= GIVEN EXERCISE =
Answer with nothing but a number: how many lines include the word "Graph"?

□ □ □

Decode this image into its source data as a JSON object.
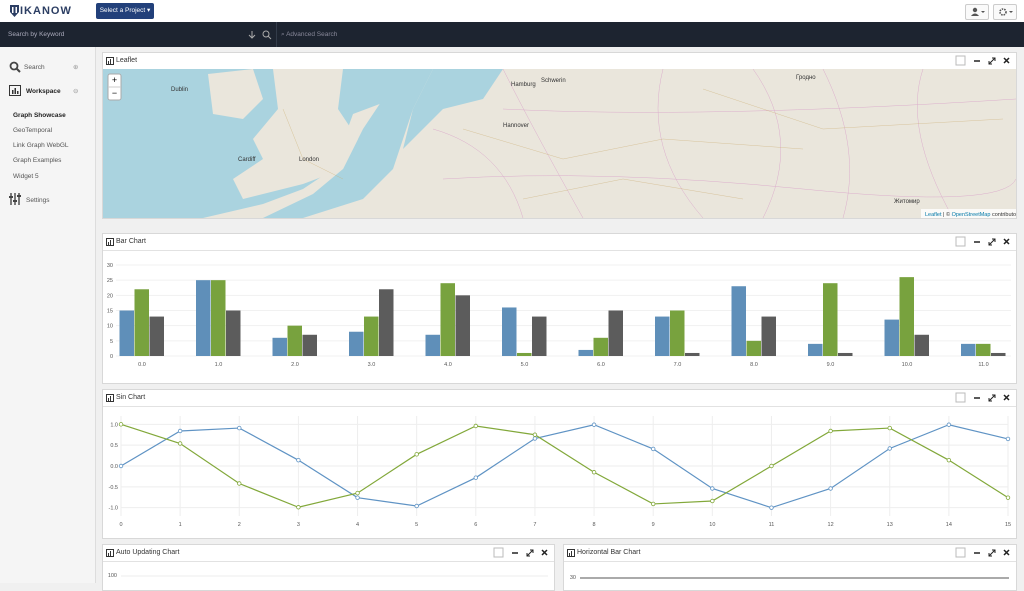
{
  "nav": {
    "logo": "IKANOW",
    "project_button": "Select a Project ▾"
  },
  "search": {
    "placeholder": "Search by Keyword",
    "advanced": "Advanced Search"
  },
  "sidebar": {
    "search": "Search",
    "workspace": "Workspace",
    "workspace_items": [
      "Graph Showcase",
      "GeoTemporal",
      "Link Graph WebGL",
      "Graph Examples",
      "Widget 5"
    ],
    "settings": "Settings"
  },
  "map": {
    "title": "Leaflet",
    "zoom_in": "+",
    "zoom_out": "−",
    "labels": [
      "Dublin",
      "Cardiff",
      "London",
      "Hamburg",
      "Schwerin",
      "Hannover",
      "Гродно",
      "Житомир"
    ],
    "attribution_leaflet": "Leaflet",
    "attribution_osm": "OpenStreetMap",
    "attribution_rest": "contributors"
  },
  "chart_data": [
    {
      "type": "bar",
      "title": "Bar Chart",
      "categories": [
        "0.0",
        "1.0",
        "2.0",
        "3.0",
        "4.0",
        "5.0",
        "6.0",
        "7.0",
        "8.0",
        "9.0",
        "10.0",
        "11.0"
      ],
      "series": [
        {
          "color": "#5f8fb9",
          "values": [
            15,
            25,
            6,
            8,
            7,
            16,
            2,
            13,
            23,
            4,
            12,
            4
          ]
        },
        {
          "color": "#78a23e",
          "values": [
            22,
            25,
            10,
            13,
            24,
            1,
            6,
            15,
            5,
            24,
            26,
            4
          ]
        },
        {
          "color": "#5c5c5c",
          "values": [
            13,
            15,
            7,
            22,
            20,
            13,
            15,
            1,
            13,
            1,
            7,
            1
          ]
        }
      ],
      "ylim": [
        0,
        30
      ],
      "yticks": [
        0,
        5,
        10,
        15,
        20,
        25,
        30
      ],
      "grid": true
    },
    {
      "type": "line",
      "title": "Sin Chart",
      "x": [
        0,
        1,
        2,
        3,
        4,
        5,
        6,
        7,
        8,
        9,
        10,
        11,
        12,
        13,
        14,
        15
      ],
      "series": [
        {
          "color": "#5f93c4",
          "values": [
            0,
            0.84,
            0.91,
            0.14,
            -0.76,
            -0.96,
            -0.28,
            0.66,
            0.99,
            0.41,
            -0.54,
            -1.0,
            -0.54,
            0.42,
            0.99,
            0.65
          ]
        },
        {
          "color": "#82a83a",
          "values": [
            1.0,
            0.54,
            -0.42,
            -0.99,
            -0.65,
            0.28,
            0.96,
            0.75,
            -0.15,
            -0.91,
            -0.84,
            0.0,
            0.84,
            0.91,
            0.14,
            -0.76
          ]
        }
      ],
      "xlim": [
        0,
        15
      ],
      "xticks": [
        0,
        1,
        2,
        3,
        4,
        5,
        6,
        7,
        8,
        9,
        10,
        11,
        12,
        13,
        14,
        15
      ],
      "ylim": [
        -1.2,
        1.2
      ],
      "yticks": [
        {
          "value": -1,
          "label": "-1.0"
        },
        {
          "value": -0.5,
          "label": "-0.5"
        },
        {
          "value": 0,
          "label": "0.0"
        },
        {
          "value": 0.5,
          "label": "0.5"
        },
        {
          "value": 1,
          "label": "1.0"
        }
      ],
      "grid": true
    }
  ],
  "panels": [
    {
      "title": "Auto Updating Chart",
      "tick": 100
    },
    {
      "title": "Horizontal Bar Chart",
      "tick": 30
    }
  ]
}
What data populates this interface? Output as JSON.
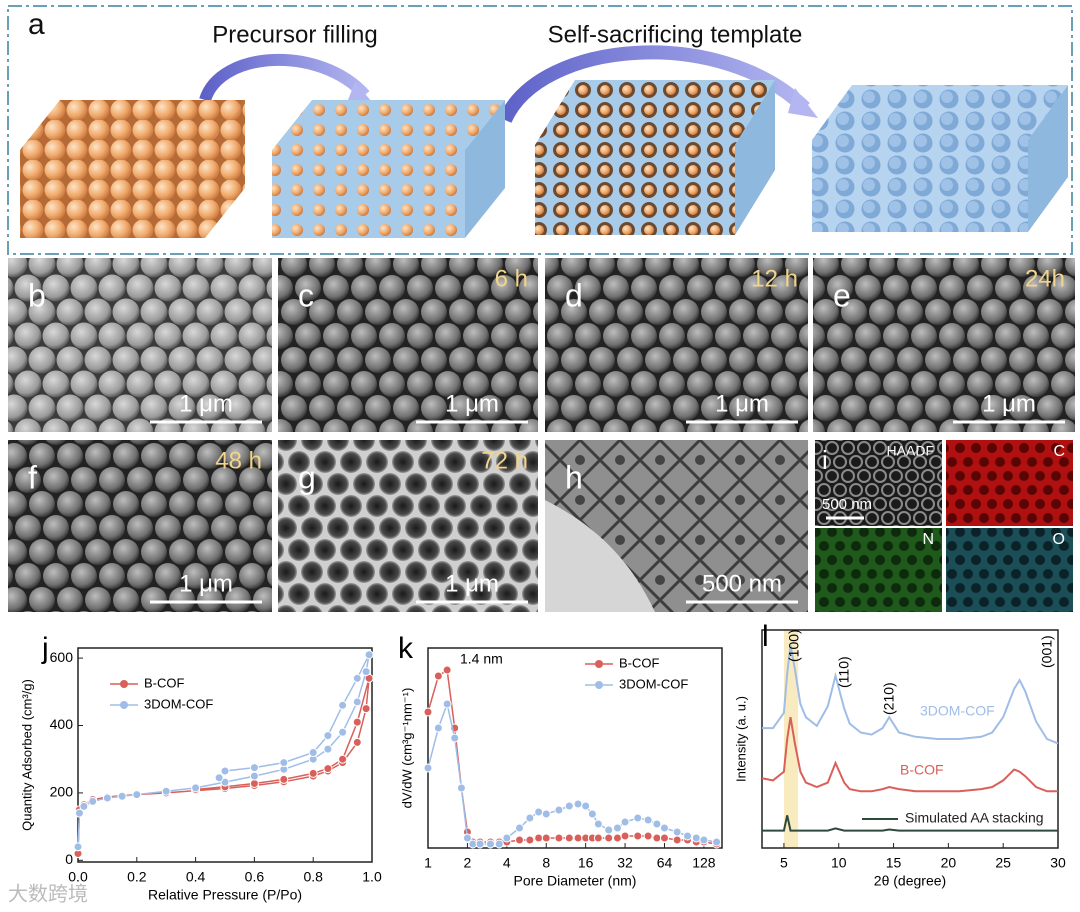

□ □ □

= EXERCISE SOLUTION =
3